Текст для чтения:
■ ■ ■ ■ ■ ■ ■
Два года назад, в конце октября 1944 года я был далек от того, чтобы искать утешение в Библии. Было очевидно, что-то языческое в том, как я пытался облегчить свое горе, услышав печальную весть от Хервега и Старика. Когда мы покинули Киттилэ, на глаза мне в очередной раз попался косяк диких гусей, летящих по осеннему небу и резкими криками возвещавших о себе. Они, как всегда, летели, невзирая на войны и границы.


И если осенью вернуться нам не суждено,

Прощайте навсегда!

Я до сих пор помню слова этой песни, которые приобретали для меня иной смысл в те часы долгого марша на север. Да, я встретил на войне новую осень, и многим из нас не суждено вернуться домой из этих высоких широт. Казалось, будто вольные птицы говорят нам: «Выполните ваше боевое задание. Следуйте своему долгу так, как мы следует зову природы!» Через несколько дней мы снова вступили в бой.

Он начался примерно в пятнадцати километрах к югу от Муонио, куда мы прибыли после тяжелого трехдневного похода.

Деревня находится на берегу реки Муонио, являющейся в этом месте естественной границей между Финляндией и Швецией. Здесь дорога Рованиеми — Киттилэ встречается с дорогой из Торнио, которая тянется вдоль границы на север из Ботнического залива до норвежского побережья Баренцева моря. В те дни эта дорога была единственной возможностью выбраться из Финляндии и была переполнена войсками, двигавшимися на север. Для финнов этот перекресток путей стал местом главных оперативных действий против немецких войск, все еще находившихся на территории Финляндии.

Однако в те дни я плохо представлял себе общую обстановку, которую сегодня сумел восстановить при помощи карт. Будучи простым командиром взвода, я знал лишь то, что Муонио остается у нас в тылу и мы по какой-то причине не можем оставить это место до конца месяца. Несколько дней нам придется вести здесь бои. Поступил приказ, согласно которому 12-й горно-пехотный полк войск СС должен блокировать дорогу из Киттилэ, тогда как нашему полку предписывалось сделать то же самое с дорогой из Торнио, чтобы отразить наступление врага с юга.

В тот день мы видели, как последние части боевой группы покинули Кемь — Торнио и прошли мимо наших позиций. Егерские части, принимавшие участие в боях нескольких последних недель, устало брели на север. За ними следовала горная артиллерия, точнее караван мулов, тащивших разобранные орудия. Время от времени проезжали грузовики, затем, наконец, прошагал егерский батальон нашего полка, до этого находившийся в арьергарде. Наши войска под покровом темноты продолжали марш на Муонио и далее на север. Им предстояло пройти еще несколько сот километров.
■ ■ ■ ■ ■ ■ ■
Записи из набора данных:
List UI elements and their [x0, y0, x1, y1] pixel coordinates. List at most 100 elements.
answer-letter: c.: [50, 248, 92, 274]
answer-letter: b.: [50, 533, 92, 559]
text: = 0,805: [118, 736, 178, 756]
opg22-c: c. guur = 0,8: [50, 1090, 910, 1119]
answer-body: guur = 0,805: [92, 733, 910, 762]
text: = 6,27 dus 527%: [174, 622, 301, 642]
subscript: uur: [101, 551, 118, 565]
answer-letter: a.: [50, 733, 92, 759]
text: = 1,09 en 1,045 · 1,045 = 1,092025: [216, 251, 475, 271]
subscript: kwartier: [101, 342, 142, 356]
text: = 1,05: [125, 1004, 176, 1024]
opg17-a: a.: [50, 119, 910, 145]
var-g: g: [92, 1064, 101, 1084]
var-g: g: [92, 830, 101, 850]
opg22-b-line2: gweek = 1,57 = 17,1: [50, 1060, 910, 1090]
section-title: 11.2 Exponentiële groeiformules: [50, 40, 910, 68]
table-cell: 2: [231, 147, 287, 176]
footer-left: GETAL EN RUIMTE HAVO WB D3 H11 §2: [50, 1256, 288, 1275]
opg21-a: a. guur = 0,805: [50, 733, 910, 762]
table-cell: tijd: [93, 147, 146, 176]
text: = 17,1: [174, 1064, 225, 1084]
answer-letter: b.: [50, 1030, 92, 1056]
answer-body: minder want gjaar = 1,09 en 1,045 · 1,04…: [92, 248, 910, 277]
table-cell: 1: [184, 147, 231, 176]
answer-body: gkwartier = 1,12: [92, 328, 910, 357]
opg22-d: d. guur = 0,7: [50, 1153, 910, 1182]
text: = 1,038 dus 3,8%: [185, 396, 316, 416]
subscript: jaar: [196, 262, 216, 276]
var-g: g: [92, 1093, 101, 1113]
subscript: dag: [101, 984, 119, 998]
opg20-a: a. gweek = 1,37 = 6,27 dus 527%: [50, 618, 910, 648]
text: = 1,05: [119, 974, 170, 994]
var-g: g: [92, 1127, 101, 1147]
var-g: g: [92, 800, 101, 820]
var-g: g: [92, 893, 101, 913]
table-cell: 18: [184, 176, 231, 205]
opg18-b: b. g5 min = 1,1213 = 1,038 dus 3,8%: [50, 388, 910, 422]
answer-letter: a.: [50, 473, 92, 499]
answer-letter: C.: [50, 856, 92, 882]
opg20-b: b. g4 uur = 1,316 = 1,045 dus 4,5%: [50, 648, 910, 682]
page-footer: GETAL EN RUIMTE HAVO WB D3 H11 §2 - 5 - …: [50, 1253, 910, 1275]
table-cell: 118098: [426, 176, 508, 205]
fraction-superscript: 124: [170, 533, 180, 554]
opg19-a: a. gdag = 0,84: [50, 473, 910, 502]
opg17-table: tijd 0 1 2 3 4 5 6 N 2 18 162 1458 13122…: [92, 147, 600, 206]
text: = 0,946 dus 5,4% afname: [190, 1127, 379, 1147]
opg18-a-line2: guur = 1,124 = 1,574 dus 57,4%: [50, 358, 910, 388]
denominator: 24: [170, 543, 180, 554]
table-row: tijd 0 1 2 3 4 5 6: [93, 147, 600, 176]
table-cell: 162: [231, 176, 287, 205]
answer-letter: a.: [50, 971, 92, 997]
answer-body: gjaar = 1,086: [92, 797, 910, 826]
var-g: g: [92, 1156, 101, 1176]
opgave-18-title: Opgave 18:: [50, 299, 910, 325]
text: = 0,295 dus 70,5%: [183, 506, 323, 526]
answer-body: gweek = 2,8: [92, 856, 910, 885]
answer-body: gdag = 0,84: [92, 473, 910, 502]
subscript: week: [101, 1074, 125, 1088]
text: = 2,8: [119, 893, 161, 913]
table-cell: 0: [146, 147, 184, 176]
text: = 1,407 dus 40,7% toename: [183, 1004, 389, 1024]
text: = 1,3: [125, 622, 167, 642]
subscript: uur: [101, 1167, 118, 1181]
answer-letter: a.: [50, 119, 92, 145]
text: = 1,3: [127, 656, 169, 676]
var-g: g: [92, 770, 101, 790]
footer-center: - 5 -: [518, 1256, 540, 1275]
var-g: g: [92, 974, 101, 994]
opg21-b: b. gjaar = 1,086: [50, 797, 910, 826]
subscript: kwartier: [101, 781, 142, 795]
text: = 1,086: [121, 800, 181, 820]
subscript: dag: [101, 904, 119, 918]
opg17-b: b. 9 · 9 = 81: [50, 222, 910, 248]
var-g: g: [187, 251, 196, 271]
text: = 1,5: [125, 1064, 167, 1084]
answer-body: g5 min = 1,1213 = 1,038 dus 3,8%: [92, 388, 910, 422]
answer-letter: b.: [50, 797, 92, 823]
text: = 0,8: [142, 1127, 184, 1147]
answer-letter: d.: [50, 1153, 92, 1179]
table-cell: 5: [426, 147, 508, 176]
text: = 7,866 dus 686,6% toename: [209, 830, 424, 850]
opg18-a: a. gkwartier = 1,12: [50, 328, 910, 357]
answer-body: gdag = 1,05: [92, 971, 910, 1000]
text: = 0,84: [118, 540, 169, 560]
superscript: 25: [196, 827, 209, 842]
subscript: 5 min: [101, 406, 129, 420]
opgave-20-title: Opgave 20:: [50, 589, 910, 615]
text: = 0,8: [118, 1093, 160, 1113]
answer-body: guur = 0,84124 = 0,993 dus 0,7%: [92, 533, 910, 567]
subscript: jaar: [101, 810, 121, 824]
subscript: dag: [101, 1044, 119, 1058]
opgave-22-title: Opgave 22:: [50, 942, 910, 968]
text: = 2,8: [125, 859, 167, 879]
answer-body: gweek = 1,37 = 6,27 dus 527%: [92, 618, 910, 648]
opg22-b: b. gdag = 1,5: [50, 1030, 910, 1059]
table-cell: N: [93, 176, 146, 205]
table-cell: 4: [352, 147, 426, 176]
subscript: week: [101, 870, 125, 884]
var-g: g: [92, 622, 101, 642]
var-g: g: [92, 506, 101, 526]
■ ■ ■ ■ ■ ■ ■
Задания:
**1.** Ответьте на вопросы по отрывку о боях у Муонио:
(а) На каком расстоянии от Муонио и в какую сторону от него начался бой?
(б) Между какими странами река Муонио служит здесь естественной границей?
(в) Что тащили мулы горной артиллерии?
**2.** Перескажите списком абзац отрывка о боях у Муонио, начинающийся словами «Деревня находится на берегу реки Муонио», сохранив его главные факты.
**3.** Допишите отрывок о боях у Муонио: продолжите его с того места, на котором он обрывается.
Записи — отдельный материал и к тексту отношения не имеют.

Ответы по порядку:
**1.**
(а) Примерно в пятнадцати километрах к югу от Муонио.
(б) Между Финляндией и Швецией.
(в) Разобранные орудия.

**2.**
- Деревня стоит на реке Муонио, которая здесь служит естественной границей между Финляндией и Швецией.
- Здесь дорога Рованиеми — Киттилэ сходится с дорогой из Торнио. Та идет вдоль границы на север от Ботнического залива до норвежского побережья Баренцева моря.
- В те дни это был единственный путь из Финляндии, и он был переполнен войсками, шедшими на север.
- Для финнов этот перекресток стал местом главных операций против немецких войск, еще остававшихся в Финляндии.

**3.**
Пока мы готовили оборонительные позиции и занимали окопы по обе стороны дороги, нашему пулеметному расчету поступил приказ защищать правый фланг батальона.

— Правое ограничение огня — шведская граница, — сообщил Шапер, указывая на карте на голубую нитку реки. Для того чтобы добраться до берега, нужно было пройти по лесу всего один километр. Туда следовало отправить разведывательный дозор, потому что оголять дорогу было нельзя — в любой момент финны могли прорваться на нее с обеих сторон. Мы вошли в лес и отправились в указанном направлении. Чем больше мы углублялись в него, тем тревожнее становилось у меня на душе. В лесу явственно ощущался запах врага — где-то рядом, впереди, на полевой кухне готовилось пища.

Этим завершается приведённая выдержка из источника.